### SET EXERCISE
Below are records to be output exactly, every one of them.

### DATA FOR PROCESSING
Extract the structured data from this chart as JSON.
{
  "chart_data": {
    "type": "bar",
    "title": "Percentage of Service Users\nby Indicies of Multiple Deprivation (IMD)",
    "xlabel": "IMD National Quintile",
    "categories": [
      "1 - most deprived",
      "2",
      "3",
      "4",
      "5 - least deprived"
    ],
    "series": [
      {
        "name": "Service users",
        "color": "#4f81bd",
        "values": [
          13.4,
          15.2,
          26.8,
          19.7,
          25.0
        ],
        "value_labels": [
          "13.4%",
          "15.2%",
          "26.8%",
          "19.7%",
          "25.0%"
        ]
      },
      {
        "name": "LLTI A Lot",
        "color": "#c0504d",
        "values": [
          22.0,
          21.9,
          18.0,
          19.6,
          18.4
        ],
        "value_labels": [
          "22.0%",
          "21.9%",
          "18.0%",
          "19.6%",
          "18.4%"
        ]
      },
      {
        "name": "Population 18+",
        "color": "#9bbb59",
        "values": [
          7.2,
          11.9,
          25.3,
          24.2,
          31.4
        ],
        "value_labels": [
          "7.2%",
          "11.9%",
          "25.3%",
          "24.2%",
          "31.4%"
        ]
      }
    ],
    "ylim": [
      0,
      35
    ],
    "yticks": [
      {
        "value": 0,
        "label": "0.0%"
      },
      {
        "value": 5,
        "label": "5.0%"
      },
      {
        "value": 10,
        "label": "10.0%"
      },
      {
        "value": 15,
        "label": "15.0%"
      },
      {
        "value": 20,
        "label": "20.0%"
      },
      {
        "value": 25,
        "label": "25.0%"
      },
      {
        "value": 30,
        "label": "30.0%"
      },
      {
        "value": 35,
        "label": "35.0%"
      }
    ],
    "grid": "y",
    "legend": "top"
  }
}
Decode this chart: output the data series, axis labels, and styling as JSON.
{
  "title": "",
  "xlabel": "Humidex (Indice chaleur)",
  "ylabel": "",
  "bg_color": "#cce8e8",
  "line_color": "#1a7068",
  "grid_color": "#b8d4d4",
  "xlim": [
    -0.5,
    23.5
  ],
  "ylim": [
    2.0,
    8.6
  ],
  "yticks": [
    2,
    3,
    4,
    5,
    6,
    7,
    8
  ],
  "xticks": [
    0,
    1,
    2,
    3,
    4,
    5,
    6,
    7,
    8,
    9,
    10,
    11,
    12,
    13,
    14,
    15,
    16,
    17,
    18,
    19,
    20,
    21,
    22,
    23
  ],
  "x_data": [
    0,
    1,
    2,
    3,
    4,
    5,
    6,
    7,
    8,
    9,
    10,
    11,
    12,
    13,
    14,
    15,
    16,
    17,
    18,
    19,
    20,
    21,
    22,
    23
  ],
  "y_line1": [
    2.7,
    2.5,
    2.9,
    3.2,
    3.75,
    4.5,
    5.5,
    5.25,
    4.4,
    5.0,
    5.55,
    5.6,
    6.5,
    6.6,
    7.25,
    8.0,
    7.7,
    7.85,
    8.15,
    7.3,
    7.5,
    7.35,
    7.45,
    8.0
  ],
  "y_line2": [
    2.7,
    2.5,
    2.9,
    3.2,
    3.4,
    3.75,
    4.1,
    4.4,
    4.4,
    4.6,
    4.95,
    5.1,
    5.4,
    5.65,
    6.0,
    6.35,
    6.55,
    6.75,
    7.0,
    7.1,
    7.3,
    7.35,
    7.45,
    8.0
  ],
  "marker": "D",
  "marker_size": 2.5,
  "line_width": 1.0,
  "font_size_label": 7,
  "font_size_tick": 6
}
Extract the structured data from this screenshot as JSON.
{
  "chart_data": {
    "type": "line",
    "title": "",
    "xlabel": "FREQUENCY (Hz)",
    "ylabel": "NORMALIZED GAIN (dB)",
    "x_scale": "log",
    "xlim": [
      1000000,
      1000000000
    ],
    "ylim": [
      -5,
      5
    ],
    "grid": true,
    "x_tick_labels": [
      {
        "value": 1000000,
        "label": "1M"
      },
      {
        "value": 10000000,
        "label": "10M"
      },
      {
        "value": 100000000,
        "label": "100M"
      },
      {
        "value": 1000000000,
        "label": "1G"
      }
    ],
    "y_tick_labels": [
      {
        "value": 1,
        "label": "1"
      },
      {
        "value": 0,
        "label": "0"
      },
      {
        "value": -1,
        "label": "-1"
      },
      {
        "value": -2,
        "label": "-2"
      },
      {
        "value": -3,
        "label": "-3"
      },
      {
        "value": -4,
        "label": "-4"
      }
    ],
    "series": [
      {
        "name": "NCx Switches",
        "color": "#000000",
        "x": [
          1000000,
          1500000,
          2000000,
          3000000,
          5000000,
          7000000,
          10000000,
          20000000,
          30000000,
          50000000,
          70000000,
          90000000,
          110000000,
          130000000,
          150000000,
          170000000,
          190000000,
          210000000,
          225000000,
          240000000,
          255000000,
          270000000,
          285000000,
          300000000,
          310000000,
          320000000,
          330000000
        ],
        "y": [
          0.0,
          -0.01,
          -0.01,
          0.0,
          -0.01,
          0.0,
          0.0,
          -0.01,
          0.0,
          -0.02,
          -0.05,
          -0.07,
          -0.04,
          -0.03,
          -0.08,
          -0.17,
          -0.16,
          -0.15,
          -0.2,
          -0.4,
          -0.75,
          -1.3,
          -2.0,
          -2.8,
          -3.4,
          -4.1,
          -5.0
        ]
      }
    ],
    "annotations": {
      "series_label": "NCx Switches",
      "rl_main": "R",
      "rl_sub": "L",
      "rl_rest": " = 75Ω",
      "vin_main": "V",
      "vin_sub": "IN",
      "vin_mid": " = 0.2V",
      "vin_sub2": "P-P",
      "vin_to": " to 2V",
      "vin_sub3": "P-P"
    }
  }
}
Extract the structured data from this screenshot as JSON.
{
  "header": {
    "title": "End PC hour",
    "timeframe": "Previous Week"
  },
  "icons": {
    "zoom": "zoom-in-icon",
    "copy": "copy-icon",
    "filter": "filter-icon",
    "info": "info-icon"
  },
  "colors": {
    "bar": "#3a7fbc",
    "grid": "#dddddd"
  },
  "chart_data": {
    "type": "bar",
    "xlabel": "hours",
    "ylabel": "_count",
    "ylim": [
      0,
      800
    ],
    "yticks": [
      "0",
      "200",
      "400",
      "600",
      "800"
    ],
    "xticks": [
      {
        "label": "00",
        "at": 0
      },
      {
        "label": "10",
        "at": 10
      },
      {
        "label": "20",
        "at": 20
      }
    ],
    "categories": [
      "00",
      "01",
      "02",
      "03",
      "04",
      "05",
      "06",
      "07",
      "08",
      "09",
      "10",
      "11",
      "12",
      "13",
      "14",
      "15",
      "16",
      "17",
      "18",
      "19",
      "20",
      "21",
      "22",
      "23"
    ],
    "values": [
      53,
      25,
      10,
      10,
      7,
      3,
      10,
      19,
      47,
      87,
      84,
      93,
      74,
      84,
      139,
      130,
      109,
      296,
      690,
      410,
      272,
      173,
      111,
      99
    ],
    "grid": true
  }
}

### TASK RESPONSE
Extract the structured data from this chart as JSON.
{
  "chart_data": {
    "type": "bar",
    "title": "Percentage of Service Users\nby Indicies of Multiple Deprivation (IMD)",
    "xlabel": "IMD National Quintile",
    "categories": [
      "1 - most deprived",
      "2",
      "3",
      "4",
      "5 - least deprived"
    ],
    "series": [
      {
        "name": "Service users",
        "color": "#4f81bd",
        "values": [
          13.4,
          15.2,
          26.8,
          19.7,
          25.0
        ],
        "value_labels": [
          "13.4%",
          "15.2%",
          "26.8%",
          "19.7%",
          "25.0%"
        ]
      },
      {
        "name": "LLTI A Lot",
        "color": "#c0504d",
        "values": [
          22.0,
          21.9,
          18.0,
          19.6,
          18.4
        ],
        "value_labels": [
          "22.0%",
          "21.9%",
          "18.0%",
          "19.6%",
          "18.4%"
        ]
      },
      {
        "name": "Population 18+",
        "color": "#9bbb59",
        "values": [
          7.2,
          11.9,
          25.3,
          24.2,
          31.4
        ],
        "value_labels": [
          "7.2%",
          "11.9%",
          "25.3%",
          "24.2%",
          "31.4%"
        ]
      }
    ],
    "ylim": [
      0,
      35
    ],
    "yticks": [
      {
        "value": 0,
        "label": "0.0%"
      },
      {
        "value": 5,
        "label": "5.0%"
      },
      {
        "value": 10,
        "label": "10.0%"
      },
      {
        "value": 15,
        "label": "15.0%"
      },
      {
        "value": 20,
        "label": "20.0%"
      },
      {
        "value": 25,
        "label": "25.0%"
      },
      {
        "value": 30,
        "label": "30.0%"
      },
      {
        "value": 35,
        "label": "35.0%"
      }
    ],
    "grid": "y",
    "legend": "top"
  }
}
Decode this chart: output the data series, axis labels, and styling as JSON.
{
  "title": "",
  "xlabel": "Humidex (Indice chaleur)",
  "ylabel": "",
  "bg_color": "#cce8e8",
  "line_color": "#1a7068",
  "grid_color": "#b8d4d4",
  "xlim": [
    -0.5,
    23.5
  ],
  "ylim": [
    2.0,
    8.6
  ],
  "yticks": [
    2,
    3,
    4,
    5,
    6,
    7,
    8
  ],
  "xticks": [
    0,
    1,
    2,
    3,
    4,
    5,
    6,
    7,
    8,
    9,
    10,
    11,
    12,
    13,
    14,
    15,
    16,
    17,
    18,
    19,
    20,
    21,
    22,
    23
  ],
  "x_data": [
    0,
    1,
    2,
    3,
    4,
    5,
    6,
    7,
    8,
    9,
    10,
    11,
    12,
    13,
    14,
    15,
    16,
    17,
    18,
    19,
    20,
    21,
    22,
    23
  ],
  "y_line1": [
    2.7,
    2.5,
    2.9,
    3.2,
    3.75,
    4.5,
    5.5,
    5.25,
    4.4,
    5.0,
    5.55,
    5.6,
    6.5,
    6.6,
    7.25,
    8.0,
    7.7,
    7.85,
    8.15,
    7.3,
    7.5,
    7.35,
    7.45,
    8.0
  ],
  "y_line2": [
    2.7,
    2.5,
    2.9,
    3.2,
    3.4,
    3.75,
    4.1,
    4.4,
    4.4,
    4.6,
    4.95,
    5.1,
    5.4,
    5.65,
    6.0,
    6.35,
    6.55,
    6.75,
    7.0,
    7.1,
    7.3,
    7.35,
    7.45,
    8.0
  ],
  "marker": "D",
  "marker_size": 2.5,
  "line_width": 1.0,
  "font_size_label": 7,
  "font_size_tick": 6
}
Extract the structured data from this screenshot as JSON.
{
  "chart_data": {
    "type": "line",
    "title": "",
    "xlabel": "FREQUENCY (Hz)",
    "ylabel": "NORMALIZED GAIN (dB)",
    "x_scale": "log",
    "xlim": [
      1000000,
      1000000000
    ],
    "ylim": [
      -5,
      5
    ],
    "grid": true,
    "x_tick_labels": [
      {
        "value": 1000000,
        "label": "1M"
      },
      {
        "value": 10000000,
        "label": "10M"
      },
      {
        "value": 100000000,
        "label": "100M"
      },
      {
        "value": 1000000000,
        "label": "1G"
      }
    ],
    "y_tick_labels": [
      {
        "value": 1,
        "label": "1"
      },
      {
        "value": 0,
        "label": "0"
      },
      {
        "value": -1,
        "label": "-1"
      },
      {
        "value": -2,
        "label": "-2"
      },
      {
        "value": -3,
        "label": "-3"
      },
      {
        "value": -4,
        "label": "-4"
      }
    ],
    "series": [
      {
        "name": "NCx Switches",
        "color": "#000000",
        "x": [
          1000000,
          1500000,
          2000000,
          3000000,
          5000000,
          7000000,
          10000000,
          20000000,
          30000000,
          50000000,
          70000000,
          90000000,
          110000000,
          130000000,
          150000000,
          170000000,
          190000000,
          210000000,
          225000000,
          240000000,
          255000000,
          270000000,
          285000000,
          300000000,
          310000000,
          320000000,
          330000000
        ],
        "y": [
          0.0,
          -0.01,
          -0.01,
          0.0,
          -0.01,
          0.0,
          0.0,
          -0.01,
          0.0,
          -0.02,
          -0.05,
          -0.07,
          -0.04,
          -0.03,
          -0.08,
          -0.17,
          -0.16,
          -0.15,
          -0.2,
          -0.4,
          -0.75,
          -1.3,
          -2.0,
          -2.8,
          -3.4,
          -4.1,
          -5.0
        ]
      }
    ],
    "annotations": {
      "series_label": "NCx Switches",
      "rl_main": "R",
      "rl_sub": "L",
      "rl_rest": " = 75Ω",
      "vin_main": "V",
      "vin_sub": "IN",
      "vin_mid": " = 0.2V",
      "vin_sub2": "P-P",
      "vin_to": " to 2V",
      "vin_sub3": "P-P"
    }
  }
}
Extract the structured data from this screenshot as JSON.
{
  "header": {
    "title": "End PC hour",
    "timeframe": "Previous Week"
  },
  "icons": {
    "zoom": "zoom-in-icon",
    "copy": "copy-icon",
    "filter": "filter-icon",
    "info": "info-icon"
  },
  "colors": {
    "bar": "#3a7fbc",
    "grid": "#dddddd"
  },
  "chart_data": {
    "type": "bar",
    "xlabel": "hours",
    "ylabel": "_count",
    "ylim": [
      0,
      800
    ],
    "yticks": [
      "0",
      "200",
      "400",
      "600",
      "800"
    ],
    "xticks": [
      {
        "label": "00",
        "at": 0
      },
      {
        "label": "10",
        "at": 10
      },
      {
        "label": "20",
        "at": 20
      }
    ],
    "categories": [
      "00",
      "01",
      "02",
      "03",
      "04",
      "05",
      "06",
      "07",
      "08",
      "09",
      "10",
      "11",
      "12",
      "13",
      "14",
      "15",
      "16",
      "17",
      "18",
      "19",
      "20",
      "21",
      "22",
      "23"
    ],
    "values": [
      53,
      25,
      10,
      10,
      7,
      3,
      10,
      19,
      47,
      87,
      84,
      93,
      74,
      84,
      139,
      130,
      109,
      296,
      690,
      410,
      272,
      173,
      111,
      99
    ],
    "grid": true
  }
}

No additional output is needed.